*Aim*.
Copy out the listing that follows, exact in every word, and skip the images.

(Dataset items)
● ● ● ● ● ● ●

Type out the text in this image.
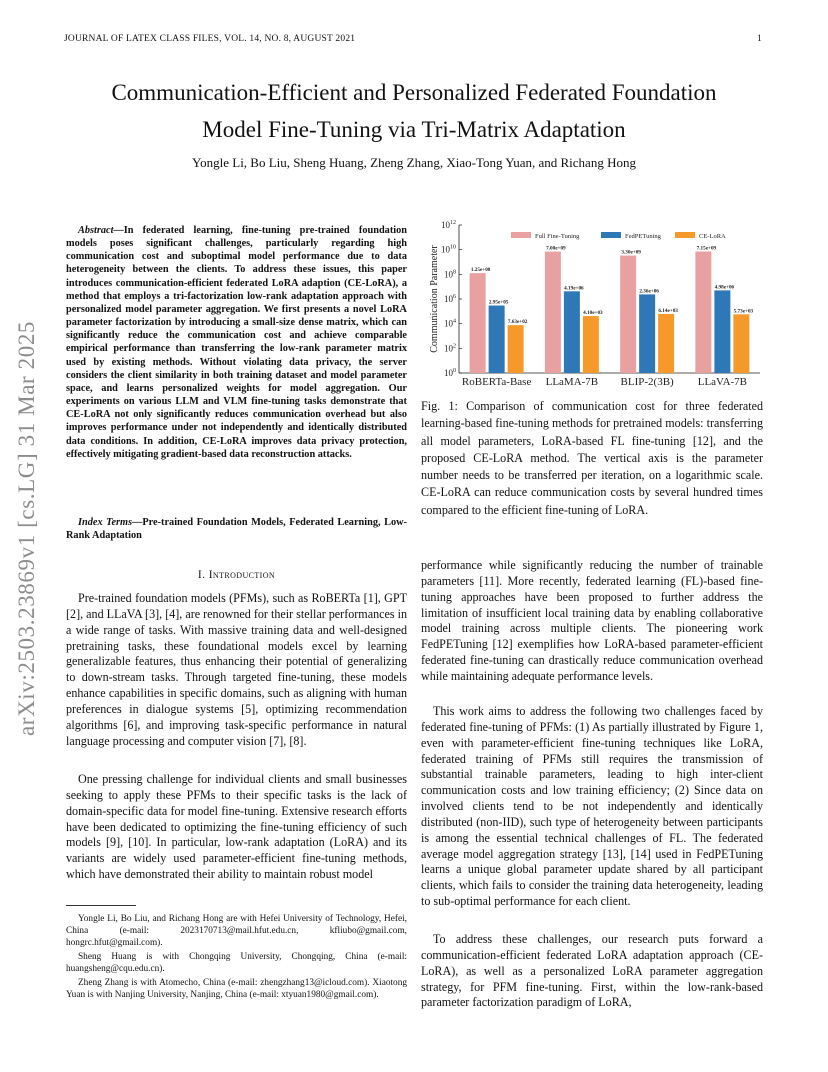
JOURNAL OF LATEX CLASS FILES, VOL. 14, NO. 8, AUGUST 2021	1
Communication-Efficient and Personalized Federated Foundation
Model Fine-Tuning via Tri-Matrix Adaptation
Yongle Li, Bo Liu, Sheng Huang, Zheng Zhang, Xiao-Tong Yuan, and Richang Hong
arXiv:2503.23869v1 [cs.LG] 31 Mar 2025
Abstract—In federated learning, fine-tuning pre-trained foundation models poses significant challenges, particularly regarding high communication cost and suboptimal model performance due to data heterogeneity between the clients. To address these issues, this paper introduces communication-efficient federated LoRA adaption (CE-LoRA), a method that employs a tri-factorization low-rank adaptation approach with personalized model parameter aggregation. We first presents a novel LoRA parameter factorization by introducing a small-size dense matrix, which can significantly reduce the communication cost and achieve comparable empirical performance than transferring the low-rank parameter matrix used by existing methods. Without violating data privacy, the server considers the client similarity in both training dataset and model parameter space, and learns personalized weights for model aggregation. Our experiments on various LLM and VLM fine-tuning tasks demonstrate that CE-LoRA not only significantly reduces communication overhead but also improves performance under not independently and identically distributed data conditions. In addition, CE-LoRA improves data privacy protection, effectively mitigating gradient-based data reconstruction attacks.
Index Terms—Pre-trained Foundation Models, Federated Learning, Low-Rank Adaptation
I. Introduction

Pre-trained foundation models (PFMs), such as RoBERTa [1], GPT [2], and LLaVA [3], [4], are renowned for their stellar performances in a wide range of tasks. With massive training data and well-designed pretraining tasks, these foundational models excel by learning generalizable features, thus enhancing their potential of generalizing to down-stream tasks. Through targeted fine-tuning, these models enhance capabilities in specific domains, such as aligning with human preferences in dialogue systems [5], optimizing recommendation algorithms [6], and improving task-specific performance in natural language processing and computer vision [7], [8].

One pressing challenge for individual clients and small businesses seeking to apply these PFMs to their specific tasks is the lack of domain-specific data for model fine-tuning. Extensive research efforts have been dedicated to optimizing the fine-tuning efficiency of such models [9], [10]. In particular, low-rank adaptation (LoRA) and its variants are widely used parameter-efficient fine-tuning methods, which have demonstrated their ability to maintain robust model

Yongle Li, Bo Liu, and Richang Hong are with Hefei University of Technology, Hefei, China (e-mail: 2023170713@mail.hfut.edu.cn, kfliubo@gmail.com, hongrc.hfut@gmail.com).

Sheng Huang is with Chongqing University, Chongqing, China (e-mail: huangsheng@cqu.edu.cn).

Zheng Zhang is with Atomecho, China (e-mail: zhengzhang13@icloud.com). Xiaotong Yuan is with Nanjing University, Nanjing, China (e-mail: xtyuan1980@gmail.com).

$10^0$
$10^2$
$10^4$
$10^6$
$10^8$
$10^{10}$
$10^{12}$
Communication Parameter	1.25e+08
2.95e+05
7.63e+02
RoBERTa-Base
7.00e+09
4.19e+06
4.10e+03
LLaMA-7B
3.30e+09
2.36e+06
6.14e+03
BLIP-2(3B)
7.15e+09
4.98e+06
5.73e+03
LLaVA-7B
Full Fine-Tuning	FedPETuning	CE-LoRA

Fig. 1: Comparison of communication cost for three federated learning-based fine-tuning methods for pretrained models: transferring all model parameters, LoRA-based FL fine-tuning [12], and the proposed CE-LoRA method. The vertical axis is the parameter number needs to be transferred per iteration, on a logarithmic scale. CE-LoRA can reduce communication costs by several hundred times compared to the efficient fine-tuning of LoRA.

performance while significantly reducing the number of trainable parameters [11]. More recently, federated learning (FL)-based fine-tuning approaches have been proposed to further address the limitation of insufficient local training data by enabling collaborative model training across multiple clients. The pioneering work FedPETuning [12] exemplifies how LoRA-based parameter-efficient federated fine-tuning can drastically reduce communication overhead while maintaining adequate performance levels.

This work aims to address the following two challenges faced by federated fine-tuning of PFMs: (1) As partially illustrated by Figure 1, even with parameter-efficient fine-tuning techniques like LoRA, federated training of PFMs still requires the transmission of substantial trainable parameters, leading to high inter-client communication costs and low training efficiency; (2) Since data on involved clients tend to be not independently and identically distributed (non-IID), such type of heterogeneity between participants is among the essential technical challenges of FL. The federated average model aggregation strategy [13], [14] used in FedPETuning learns a unique global parameter update shared by all participant clients, which fails to consider the training data heterogeneity, leading to sub-optimal performance for each client.

To address these challenges, our research puts forward a communication-efficient federated LoRA adaptation approach (CE-LoRA), as well as a personalized LoRA parameter aggregation strategy, for PFM fine-tuning. First, within the low-rank-based parameter factorization paradigm of LoRA,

● ● ● ● ● ● ●

*The reply*.
Type out the text in this image.
JOURNAL OF LATEX CLASS FILES, VOL. 14, NO. 8, AUGUST 2021	1
Communication-Efficient and Personalized Federated Foundation
Model Fine-Tuning via Tri-Matrix Adaptation
Yongle Li, Bo Liu, Sheng Huang, Zheng Zhang, Xiao-Tong Yuan, and Richang Hong
arXiv:2503.23869v1 [cs.LG] 31 Mar 2025
Abstract—In federated learning, fine-tuning pre-trained foundation models poses significant challenges, particularly regarding high communication cost and suboptimal model performance due to data heterogeneity between the clients. To address these issues, this paper introduces communication-efficient federated LoRA adaption (CE-LoRA), a method that employs a tri-factorization low-rank adaptation approach with personalized model parameter aggregation. We first presents a novel LoRA parameter factorization by introducing a small-size dense matrix, which can significantly reduce the communication cost and achieve comparable empirical performance than transferring the low-rank parameter matrix used by existing methods. Without violating data privacy, the server considers the client similarity in both training dataset and model parameter space, and learns personalized weights for model aggregation. Our experiments on various LLM and VLM fine-tuning tasks demonstrate that CE-LoRA not only significantly reduces communication overhead but also improves performance under not independently and identically distributed data conditions. In addition, CE-LoRA improves data privacy protection, effectively mitigating gradient-based data reconstruction attacks.
Index Terms—Pre-trained Foundation Models, Federated Learning, Low-Rank Adaptation
I. Introduction

Pre-trained foundation models (PFMs), such as RoBERTa [1], GPT [2], and LLaVA [3], [4], are renowned for their stellar performances in a wide range of tasks. With massive training data and well-designed pretraining tasks, these foundational models excel by learning generalizable features, thus enhancing their potential of generalizing to down-stream tasks. Through targeted fine-tuning, these models enhance capabilities in specific domains, such as aligning with human preferences in dialogue systems [5], optimizing recommendation algorithms [6], and improving task-specific performance in natural language processing and computer vision [7], [8].

One pressing challenge for individual clients and small businesses seeking to apply these PFMs to their specific tasks is the lack of domain-specific data for model fine-tuning. Extensive research efforts have been dedicated to optimizing the fine-tuning efficiency of such models [9], [10]. In particular, low-rank adaptation (LoRA) and its variants are widely used parameter-efficient fine-tuning methods, which have demonstrated their ability to maintain robust model

Yongle Li, Bo Liu, and Richang Hong are with Hefei University of Technology, Hefei, China (e-mail: 2023170713@mail.hfut.edu.cn, kfliubo@gmail.com, hongrc.hfut@gmail.com).

Sheng Huang is with Chongqing University, Chongqing, China (e-mail: huangsheng@cqu.edu.cn).

Zheng Zhang is with Atomecho, China (e-mail: zhengzhang13@icloud.com). Xiaotong Yuan is with Nanjing University, Nanjing, China (e-mail: xtyuan1980@gmail.com).

$10^0$
$10^2$
$10^4$
$10^6$
$10^8$
$10^{10}$
$10^{12}$
Communication Parameter	1.25e+08
2.95e+05
7.63e+02
RoBERTa-Base
7.00e+09
4.19e+06
4.10e+03
LLaMA-7B
3.30e+09
2.36e+06
6.14e+03
BLIP-2(3B)
7.15e+09
4.98e+06
5.73e+03
LLaVA-7B
Full Fine-Tuning	FedPETuning	CE-LoRA

Fig. 1: Comparison of communication cost for three federated learning-based fine-tuning methods for pretrained models: transferring all model parameters, LoRA-based FL fine-tuning [12], and the proposed CE-LoRA method. The vertical axis is the parameter number needs to be transferred per iteration, on a logarithmic scale. CE-LoRA can reduce communication costs by several hundred times compared to the efficient fine-tuning of LoRA.

performance while significantly reducing the number of trainable parameters [11]. More recently, federated learning (FL)-based fine-tuning approaches have been proposed to further address the limitation of insufficient local training data by enabling collaborative model training across multiple clients. The pioneering work FedPETuning [12] exemplifies how LoRA-based parameter-efficient federated fine-tuning can drastically reduce communication overhead while maintaining adequate performance levels.

This work aims to address the following two challenges faced by federated fine-tuning of PFMs: (1) As partially illustrated by Figure 1, even with parameter-efficient fine-tuning techniques like LoRA, federated training of PFMs still requires the transmission of substantial trainable parameters, leading to high inter-client communication costs and low training efficiency; (2) Since data on involved clients tend to be not independently and identically distributed (non-IID), such type of heterogeneity between participants is among the essential technical challenges of FL. The federated average model aggregation strategy [13], [14] used in FedPETuning learns a unique global parameter update shared by all participant clients, which fails to consider the training data heterogeneity, leading to sub-optimal performance for each client.

To address these challenges, our research puts forward a communication-efficient federated LoRA adaptation approach (CE-LoRA), as well as a personalized LoRA parameter aggregation strategy, for PFM fine-tuning. First, within the low-rank-based parameter factorization paradigm of LoRA,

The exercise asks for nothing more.